What you should do> Type out the complete listing below word for word, without its pictures.

Begin

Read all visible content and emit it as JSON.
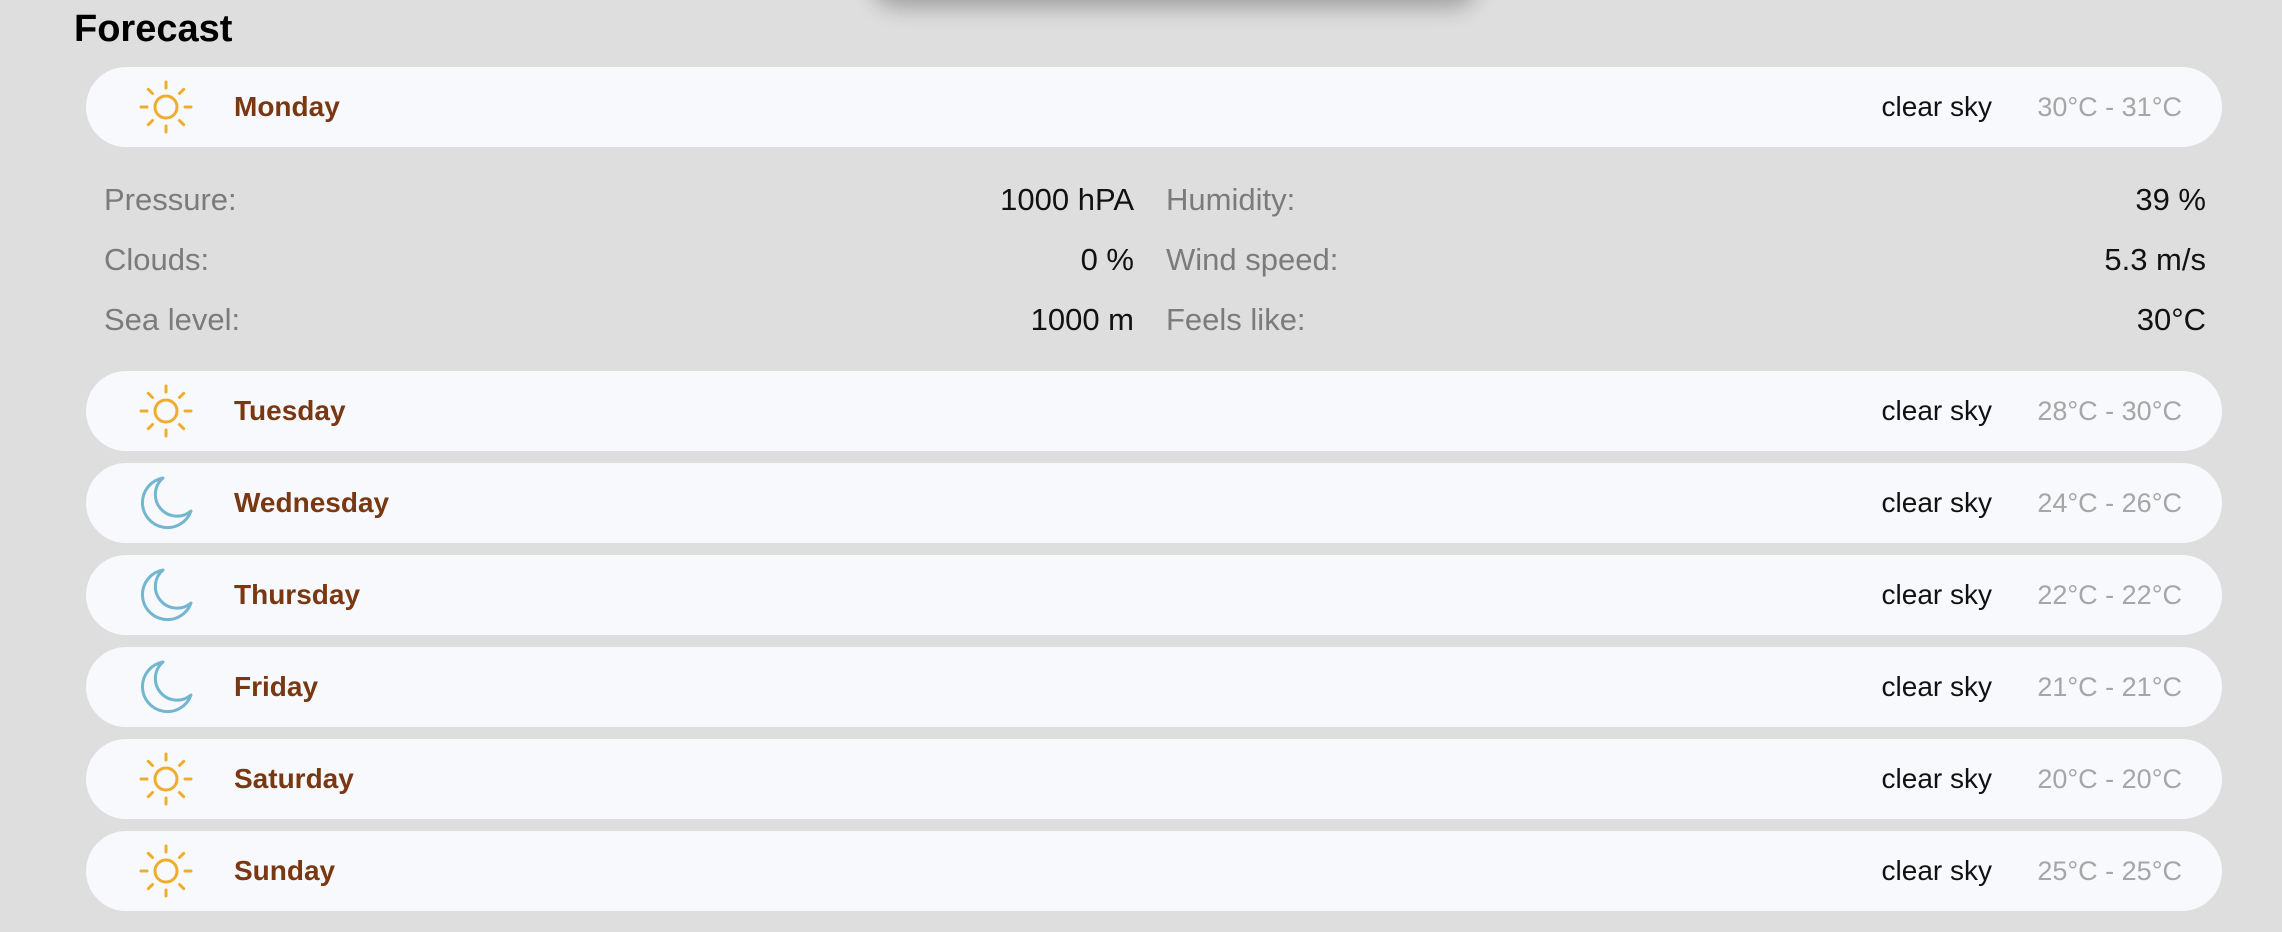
{
  "title": "Forecast",
  "days": [
    {
      "name": "Monday",
      "description": "clear sky",
      "temp_range": "30°C - 31°C",
      "icon": "sun-icon"
    },
    {
      "name": "Tuesday",
      "description": "clear sky",
      "temp_range": "28°C - 30°C",
      "icon": "sun-icon"
    },
    {
      "name": "Wednesday",
      "description": "clear sky",
      "temp_range": "24°C - 26°C",
      "icon": "moon-icon"
    },
    {
      "name": "Thursday",
      "description": "clear sky",
      "temp_range": "22°C - 22°C",
      "icon": "moon-icon"
    },
    {
      "name": "Friday",
      "description": "clear sky",
      "temp_range": "21°C - 21°C",
      "icon": "moon-icon"
    },
    {
      "name": "Saturday",
      "description": "clear sky",
      "temp_range": "20°C - 20°C",
      "icon": "sun-icon"
    },
    {
      "name": "Sunday",
      "description": "clear sky",
      "temp_range": "25°C - 25°C",
      "icon": "sun-icon"
    }
  ],
  "details": {
    "pressure": {
      "label": "Pressure:",
      "value": "1000 hPA"
    },
    "humidity": {
      "label": "Humidity:",
      "value": "39 %"
    },
    "clouds": {
      "label": "Clouds:",
      "value": "0 %"
    },
    "wind_speed": {
      "label": "Wind speed:",
      "value": "5.3 m/s"
    },
    "sea_level": {
      "label": "Sea level:",
      "value": "1000 m"
    },
    "feels_like": {
      "label": "Feels like:",
      "value": "30°C"
    }
  },
  "colors": {
    "sun": "#f0ad2c",
    "moon": "#74b6cf",
    "day_name": "#7a3812",
    "background": "#dedede",
    "row": "#f8f9fd"
  }
}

End

Expected answer>
Read all visible content and emit it as JSON.
{
  "title": "Forecast",
  "days": [
    {
      "name": "Monday",
      "description": "clear sky",
      "temp_range": "30°C - 31°C",
      "icon": "sun-icon"
    },
    {
      "name": "Tuesday",
      "description": "clear sky",
      "temp_range": "28°C - 30°C",
      "icon": "sun-icon"
    },
    {
      "name": "Wednesday",
      "description": "clear sky",
      "temp_range": "24°C - 26°C",
      "icon": "moon-icon"
    },
    {
      "name": "Thursday",
      "description": "clear sky",
      "temp_range": "22°C - 22°C",
      "icon": "moon-icon"
    },
    {
      "name": "Friday",
      "description": "clear sky",
      "temp_range": "21°C - 21°C",
      "icon": "moon-icon"
    },
    {
      "name": "Saturday",
      "description": "clear sky",
      "temp_range": "20°C - 20°C",
      "icon": "sun-icon"
    },
    {
      "name": "Sunday",
      "description": "clear sky",
      "temp_range": "25°C - 25°C",
      "icon": "sun-icon"
    }
  ],
  "details": {
    "pressure": {
      "label": "Pressure:",
      "value": "1000 hPA"
    },
    "humidity": {
      "label": "Humidity:",
      "value": "39 %"
    },
    "clouds": {
      "label": "Clouds:",
      "value": "0 %"
    },
    "wind_speed": {
      "label": "Wind speed:",
      "value": "5.3 m/s"
    },
    "sea_level": {
      "label": "Sea level:",
      "value": "1000 m"
    },
    "feels_like": {
      "label": "Feels like:",
      "value": "30°C"
    }
  },
  "colors": {
    "sun": "#f0ad2c",
    "moon": "#74b6cf",
    "day_name": "#7a3812",
    "background": "#dedede",
    "row": "#f8f9fd"
  }
}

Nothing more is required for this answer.